**Task objective**
Count the lines below that contain the word "protocolos" and give only that number.

(Dataset records)
┄┄┄┄┄┄┄┄┄┄
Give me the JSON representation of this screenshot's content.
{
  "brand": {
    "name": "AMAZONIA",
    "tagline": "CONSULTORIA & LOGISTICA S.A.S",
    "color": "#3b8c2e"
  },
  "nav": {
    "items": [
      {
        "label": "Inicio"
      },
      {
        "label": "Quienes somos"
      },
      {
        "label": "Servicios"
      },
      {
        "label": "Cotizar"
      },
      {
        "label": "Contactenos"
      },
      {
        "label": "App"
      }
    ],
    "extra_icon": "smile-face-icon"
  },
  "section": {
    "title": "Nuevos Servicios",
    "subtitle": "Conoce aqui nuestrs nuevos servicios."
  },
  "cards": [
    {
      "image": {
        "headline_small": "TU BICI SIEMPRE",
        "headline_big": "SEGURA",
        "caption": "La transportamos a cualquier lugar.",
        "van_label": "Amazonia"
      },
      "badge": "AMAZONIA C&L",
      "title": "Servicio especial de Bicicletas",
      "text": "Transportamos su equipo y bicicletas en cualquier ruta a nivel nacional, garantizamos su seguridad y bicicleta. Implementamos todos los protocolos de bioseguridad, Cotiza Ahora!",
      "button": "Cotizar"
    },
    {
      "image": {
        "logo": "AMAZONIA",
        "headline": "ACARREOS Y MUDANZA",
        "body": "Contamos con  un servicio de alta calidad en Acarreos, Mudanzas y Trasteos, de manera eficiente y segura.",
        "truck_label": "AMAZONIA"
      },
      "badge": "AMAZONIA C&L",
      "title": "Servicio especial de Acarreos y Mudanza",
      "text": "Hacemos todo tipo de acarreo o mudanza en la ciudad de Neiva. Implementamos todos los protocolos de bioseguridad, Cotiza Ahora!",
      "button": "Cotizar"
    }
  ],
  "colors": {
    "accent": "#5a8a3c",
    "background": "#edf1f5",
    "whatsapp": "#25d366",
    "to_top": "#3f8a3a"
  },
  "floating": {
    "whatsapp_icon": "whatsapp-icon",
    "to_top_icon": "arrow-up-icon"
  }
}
┄┄┄┄┄┄┄┄┄┄
**Correct answer**
2